▶ _Aangeleverde tekst_:
'''
Het plangebied ligt in een 'CHS-Historische buitenplaatszone' en 'CHS-Archeologisch waardevolle zone'. In zowel de historische buitenplaatszone als de archeologisch waardevolle zone is kleinschalige verstedelijking toegestaan. Daarbij is behoud van specifieke kenmerken in de zone het uitgangspunt. In toelichting paragraaf 4.8 en toelichting paragraaf 4.9 wordt nader ingegaan op de aspecten archeologie en cultuurhistorie.
 
Geconcludeerd kan worden dat de beoogde ontwikkeling van de twee woningen op de planlocatie in lijn is met de Omgevingsvisie provincie Utrecht.
       
3.2.2 Interim Omgevingsverordening provincie Utrecht
Het beleid van de Omgevingsvisie wordt uitgevoerd met behulp van de op 10 maart 2021 vastgestelde Interim Omgevingsverordening en Programma's:
 
De Omgevingsverordening
In de Interim Omgevingsverordening van de provincie Utrecht staan de regels die horen bij het beleid dat in de Omgevingsvisie staat. Bijvoorbeeld regels voor natuurgebieden, waterwingebieden en woningbouw. Het opstellen van deze regels is een wettelijke taak of is het gevolg van politieke keuzes van de provincie Utrecht. In de Omgevingsverordening gaat het deels om regels die alleen voor gemeenten, waterschappen en uitvoeringsdiensten gelden en deels om regels die voor iedereen gelden. De provincie Utrecht heeft de ambitie om alleen regels te maken om risico’s uit te sluiten. Soms is het mogelijk van regels af te wijken.
 
De provincie Utrecht vindt het belangrijk om ruimte te geven aan nieuwe initiatieven en maatwerk per gebied. In de Omgevingsverordening zijn alle regels voor de leefomgeving samengebracht en de provincie Utrecht is van zo’n 20 verordeningen naar één Omgevingsverordening gegaan. Dit moet het voor iedereen eenvoudiger maken om te zien welke regels waar gelden.
 
Programma's 
Om het beleid uit te voeren zijn er niet alleen regels nodig, maar ook op uitvoering gerichte programma’s. De provincie zal hier samen met overheden, partners en de samenleving invulling aan geven. Bijvoorbeeld in het programma ‘wonen en werken’. Gemeenten in een regio en provincie zitten daarbij samen aan tafel en leggen vast welke woningen waar op welk moment gebouwd gaan worden en welke bedrijventerreinen ontwikkeld gaan worden. Daarbij wordt ook rekening gehouden met andere zaken, zoals dat mensen naar hun werk kunnen gaan en dat er voldoende recreatie en groen is. Met de Omgevingsvisie wil de provincie Utrecht duidelijkheid geven hoe de Utrechtse leefomgeving ingericht kan worden. Welke rol de provincie pakt, hangt af van de situatie. De ene keer zal de provincie Utrecht een ontwikkeling stimuleren, de andere zorgt ze ervoor dat plannen worden aangepast om de kwaliteiten van de omgeving te beschermen.
'''
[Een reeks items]
'''
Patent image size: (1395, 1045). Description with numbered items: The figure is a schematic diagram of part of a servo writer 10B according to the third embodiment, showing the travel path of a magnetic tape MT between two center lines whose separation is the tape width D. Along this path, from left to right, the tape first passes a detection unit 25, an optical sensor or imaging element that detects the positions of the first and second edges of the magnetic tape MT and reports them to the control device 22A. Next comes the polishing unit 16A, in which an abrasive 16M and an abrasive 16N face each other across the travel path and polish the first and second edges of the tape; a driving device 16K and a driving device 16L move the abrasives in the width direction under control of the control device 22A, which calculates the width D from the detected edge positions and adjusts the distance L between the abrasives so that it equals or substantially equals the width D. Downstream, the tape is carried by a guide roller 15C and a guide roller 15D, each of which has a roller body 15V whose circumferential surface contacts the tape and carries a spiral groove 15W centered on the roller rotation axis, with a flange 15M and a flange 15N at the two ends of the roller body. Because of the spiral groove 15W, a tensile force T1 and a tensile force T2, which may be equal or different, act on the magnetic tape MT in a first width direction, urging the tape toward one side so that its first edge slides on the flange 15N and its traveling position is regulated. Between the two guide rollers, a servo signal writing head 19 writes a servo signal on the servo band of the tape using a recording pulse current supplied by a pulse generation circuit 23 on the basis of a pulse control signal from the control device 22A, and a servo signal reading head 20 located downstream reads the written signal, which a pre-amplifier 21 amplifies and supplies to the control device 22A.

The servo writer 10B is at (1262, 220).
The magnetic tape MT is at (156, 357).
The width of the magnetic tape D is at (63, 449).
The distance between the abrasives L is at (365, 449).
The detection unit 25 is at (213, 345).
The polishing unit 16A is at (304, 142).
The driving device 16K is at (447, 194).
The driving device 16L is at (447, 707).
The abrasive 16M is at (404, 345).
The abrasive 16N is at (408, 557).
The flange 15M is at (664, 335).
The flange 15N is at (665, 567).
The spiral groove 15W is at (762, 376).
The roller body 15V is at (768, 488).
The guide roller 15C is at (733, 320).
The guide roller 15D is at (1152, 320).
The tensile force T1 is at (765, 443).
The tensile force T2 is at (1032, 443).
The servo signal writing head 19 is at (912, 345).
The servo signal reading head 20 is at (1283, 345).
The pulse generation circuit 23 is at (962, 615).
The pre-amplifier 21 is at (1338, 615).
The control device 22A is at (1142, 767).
'''
▶ _Wat je doet_:
1/ Vertaal uit de tekst over het Utrechtse omgevingsbeleid de zin "De provincie Utrecht vindt het belangrijk om ruimte te geven aan nieuwe initiatieven en maatwerk per gebied." in het Engels.
2/ Neem uit de tekst over het Utrechtse omgevingsbeleid het stuk vanaf "De provincie Utrecht vindt" tot en met "regels waar gelden." letterlijk over.
3/ Schrijf een vervolg op de tekst over het Utrechtse omgevingsbeleid, aansluitend op de laatste zin.
De items staan los van de tekst.

▶ _Uitgewerkte antwoorden_:
1/ The province of Utrecht considers it important to make room for new initiatives and for tailored solutions in each area.

2/
De provincie Utrecht vindt het belangrijk om ruimte te geven aan nieuwe initiatieven en maatwerk per gebied. In de Omgevingsverordening zijn alle regels voor de leefomgeving samengebracht en de provincie Utrecht is van zo’n 20 verordeningen naar één Omgevingsverordening gegaan. Dit moet het voor iedereen eenvoudiger maken om te zien welke regels waar gelden.

3/
 
Planspecifiek
Kaart 15 'Cultuurhistorie en landschap kaart 1' geeft aan dat het plangebied ligt in 'CHS - archeoligische waardevolle zone' en 'CHS - historische buitenplaatszone'. Artikel 7.8 stelt dat een kleinschalige verstedelijking binnen de historische buitenplaatszone toegestaan is, mits deze zorgvuldig is ingepast en de historische buitenplaatszone niet aantast. In paragraaf toelichting paragraaf 4.8 en toelichting paragraaf 4.9 is ingegaan op de aspecten archeologie en cultuurhistorie. Hieruit blijkt dat de archeologische en cultuurhistorische waarden niet verloren gaan met de ontwikkeling van de woningen.
 
Volgens kaart 16 'Cultuurhistorie en landschap kaart 2' ligt het plangebied in het landschap rivierengebied. Ontwikkelingen mogen de kernkwaliteiten van het landschap niet aantasten. Het plangebied ligt in verstedelijkt gebied, waardoor de kernkwaliteiten van het rivierengebied niet meer aanwezig zijn.
 
Uit kaart 19 'Wonen, werken en recreëren kaart 2' blijkt dat het plangebied in het stedelijk gebied ligt. Verstedelijking in het stedelijk gebied is toegestaan. In toelichting paragraaf 3.1.3 is ingegaan op de ladder voor duurzame verstedelijking. Het plan is niet ladderplichtig en voldoet daarmee aan de ladder. Daarnaast leidt de ontwikkeling, gelet op de kleinschaligheid, niet tot bodemdaling.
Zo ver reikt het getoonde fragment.